== Goal ==
Copy everything from the start of the data down to and including the line that contains "defect-thumbnail bbox=[190, 1120, 377, 1191]", renaming "bbox" to "box" throughout and leaving all else unchanged.

== Records ==

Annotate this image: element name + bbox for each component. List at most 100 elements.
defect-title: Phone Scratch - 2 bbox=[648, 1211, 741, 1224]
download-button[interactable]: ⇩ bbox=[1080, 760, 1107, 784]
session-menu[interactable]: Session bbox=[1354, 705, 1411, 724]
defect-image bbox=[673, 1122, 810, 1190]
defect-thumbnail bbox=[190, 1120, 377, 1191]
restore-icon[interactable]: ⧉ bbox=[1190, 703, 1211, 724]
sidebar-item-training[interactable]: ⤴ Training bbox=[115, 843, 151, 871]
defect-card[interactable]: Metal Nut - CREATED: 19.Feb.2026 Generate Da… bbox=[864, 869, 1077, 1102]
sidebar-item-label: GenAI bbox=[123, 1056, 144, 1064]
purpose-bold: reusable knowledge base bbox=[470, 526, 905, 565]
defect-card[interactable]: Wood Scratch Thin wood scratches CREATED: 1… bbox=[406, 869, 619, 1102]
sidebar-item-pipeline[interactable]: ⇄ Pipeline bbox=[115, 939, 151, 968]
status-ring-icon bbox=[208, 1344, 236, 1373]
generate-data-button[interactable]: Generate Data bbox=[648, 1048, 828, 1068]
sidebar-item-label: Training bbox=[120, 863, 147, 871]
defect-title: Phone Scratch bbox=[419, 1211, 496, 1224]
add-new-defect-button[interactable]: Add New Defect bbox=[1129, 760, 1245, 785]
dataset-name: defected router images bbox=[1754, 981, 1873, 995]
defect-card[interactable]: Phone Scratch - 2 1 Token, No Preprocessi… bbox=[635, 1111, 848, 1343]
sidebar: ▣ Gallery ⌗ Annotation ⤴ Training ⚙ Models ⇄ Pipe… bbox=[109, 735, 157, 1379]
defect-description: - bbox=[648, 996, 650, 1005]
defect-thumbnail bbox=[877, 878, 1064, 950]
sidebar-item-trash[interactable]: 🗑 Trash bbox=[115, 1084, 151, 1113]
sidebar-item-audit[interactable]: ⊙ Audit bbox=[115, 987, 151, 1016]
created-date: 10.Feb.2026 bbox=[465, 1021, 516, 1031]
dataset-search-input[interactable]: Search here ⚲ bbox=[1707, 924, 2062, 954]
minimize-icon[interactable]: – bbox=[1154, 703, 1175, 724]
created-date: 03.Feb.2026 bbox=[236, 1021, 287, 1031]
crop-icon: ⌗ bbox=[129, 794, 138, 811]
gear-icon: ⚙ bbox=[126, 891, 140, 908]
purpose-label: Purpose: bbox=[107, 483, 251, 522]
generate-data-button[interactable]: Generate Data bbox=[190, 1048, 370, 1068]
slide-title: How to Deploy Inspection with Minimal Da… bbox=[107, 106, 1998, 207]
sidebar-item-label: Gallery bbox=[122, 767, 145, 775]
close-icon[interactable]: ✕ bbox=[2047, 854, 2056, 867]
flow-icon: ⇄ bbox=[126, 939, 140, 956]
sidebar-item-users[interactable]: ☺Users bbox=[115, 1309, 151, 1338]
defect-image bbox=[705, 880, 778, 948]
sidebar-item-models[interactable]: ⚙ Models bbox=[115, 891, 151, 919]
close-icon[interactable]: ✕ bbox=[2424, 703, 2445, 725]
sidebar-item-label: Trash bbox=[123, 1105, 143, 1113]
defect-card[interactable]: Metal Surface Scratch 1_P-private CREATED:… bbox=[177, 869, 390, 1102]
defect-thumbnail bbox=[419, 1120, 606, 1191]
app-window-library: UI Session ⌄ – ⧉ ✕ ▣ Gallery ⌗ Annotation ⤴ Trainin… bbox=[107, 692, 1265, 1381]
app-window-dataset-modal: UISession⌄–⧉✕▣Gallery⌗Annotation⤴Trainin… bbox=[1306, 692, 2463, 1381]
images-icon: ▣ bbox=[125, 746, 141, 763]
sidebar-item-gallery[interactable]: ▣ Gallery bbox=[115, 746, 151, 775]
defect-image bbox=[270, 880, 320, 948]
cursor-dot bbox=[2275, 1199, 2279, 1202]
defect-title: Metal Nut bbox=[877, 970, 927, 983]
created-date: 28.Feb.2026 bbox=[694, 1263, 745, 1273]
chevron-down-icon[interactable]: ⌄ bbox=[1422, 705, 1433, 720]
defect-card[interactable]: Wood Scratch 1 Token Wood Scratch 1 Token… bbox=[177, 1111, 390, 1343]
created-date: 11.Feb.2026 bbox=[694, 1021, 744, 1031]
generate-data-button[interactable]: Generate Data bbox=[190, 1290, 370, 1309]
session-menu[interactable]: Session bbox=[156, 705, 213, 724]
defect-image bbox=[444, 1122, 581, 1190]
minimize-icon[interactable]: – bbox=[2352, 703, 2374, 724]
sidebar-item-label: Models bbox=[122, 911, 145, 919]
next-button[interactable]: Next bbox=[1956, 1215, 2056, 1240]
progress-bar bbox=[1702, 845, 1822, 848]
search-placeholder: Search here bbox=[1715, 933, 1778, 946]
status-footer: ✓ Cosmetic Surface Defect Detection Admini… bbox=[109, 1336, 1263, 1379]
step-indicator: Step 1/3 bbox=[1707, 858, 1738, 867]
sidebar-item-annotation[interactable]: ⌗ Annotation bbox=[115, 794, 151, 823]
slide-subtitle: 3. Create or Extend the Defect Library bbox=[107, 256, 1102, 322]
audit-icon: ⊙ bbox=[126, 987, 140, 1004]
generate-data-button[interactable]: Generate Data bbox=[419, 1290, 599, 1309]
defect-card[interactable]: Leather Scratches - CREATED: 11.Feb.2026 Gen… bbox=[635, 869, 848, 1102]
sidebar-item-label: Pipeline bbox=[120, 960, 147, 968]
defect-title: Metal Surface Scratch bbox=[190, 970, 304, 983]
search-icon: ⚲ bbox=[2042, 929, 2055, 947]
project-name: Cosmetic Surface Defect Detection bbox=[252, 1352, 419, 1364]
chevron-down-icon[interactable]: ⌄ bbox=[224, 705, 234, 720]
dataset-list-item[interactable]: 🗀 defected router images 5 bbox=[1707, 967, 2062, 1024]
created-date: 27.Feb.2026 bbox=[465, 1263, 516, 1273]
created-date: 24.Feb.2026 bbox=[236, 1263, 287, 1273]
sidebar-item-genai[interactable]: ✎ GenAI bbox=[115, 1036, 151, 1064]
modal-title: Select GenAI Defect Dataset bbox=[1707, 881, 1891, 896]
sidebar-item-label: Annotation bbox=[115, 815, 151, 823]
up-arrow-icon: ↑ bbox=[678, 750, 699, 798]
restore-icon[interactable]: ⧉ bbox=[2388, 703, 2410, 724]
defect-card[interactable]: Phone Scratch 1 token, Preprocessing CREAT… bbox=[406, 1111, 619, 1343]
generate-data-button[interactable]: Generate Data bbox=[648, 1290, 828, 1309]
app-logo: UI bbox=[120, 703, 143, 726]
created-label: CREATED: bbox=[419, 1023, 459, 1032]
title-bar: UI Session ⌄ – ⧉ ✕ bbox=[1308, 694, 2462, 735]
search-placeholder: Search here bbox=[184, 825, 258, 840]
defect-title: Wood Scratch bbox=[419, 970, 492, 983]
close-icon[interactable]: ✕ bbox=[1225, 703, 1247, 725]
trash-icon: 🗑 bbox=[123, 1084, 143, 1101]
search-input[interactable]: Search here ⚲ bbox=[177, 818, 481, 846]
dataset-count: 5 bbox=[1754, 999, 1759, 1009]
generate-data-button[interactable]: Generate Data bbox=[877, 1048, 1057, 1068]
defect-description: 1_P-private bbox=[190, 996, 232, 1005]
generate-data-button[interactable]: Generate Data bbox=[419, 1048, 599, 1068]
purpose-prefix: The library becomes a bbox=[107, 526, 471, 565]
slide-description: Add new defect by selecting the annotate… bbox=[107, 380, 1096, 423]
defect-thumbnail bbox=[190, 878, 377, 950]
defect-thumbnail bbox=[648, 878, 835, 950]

== Answer to the task ==
Annotate this image: element name + box for each component. List at most 100 elements.
defect-title: Phone Scratch - 2 box=[648, 1211, 741, 1224]
download-button[interactable]: ⇩ box=[1080, 760, 1107, 784]
session-menu[interactable]: Session box=[1354, 705, 1411, 724]
defect-image box=[673, 1122, 810, 1190]
defect-thumbnail box=[190, 1120, 377, 1191]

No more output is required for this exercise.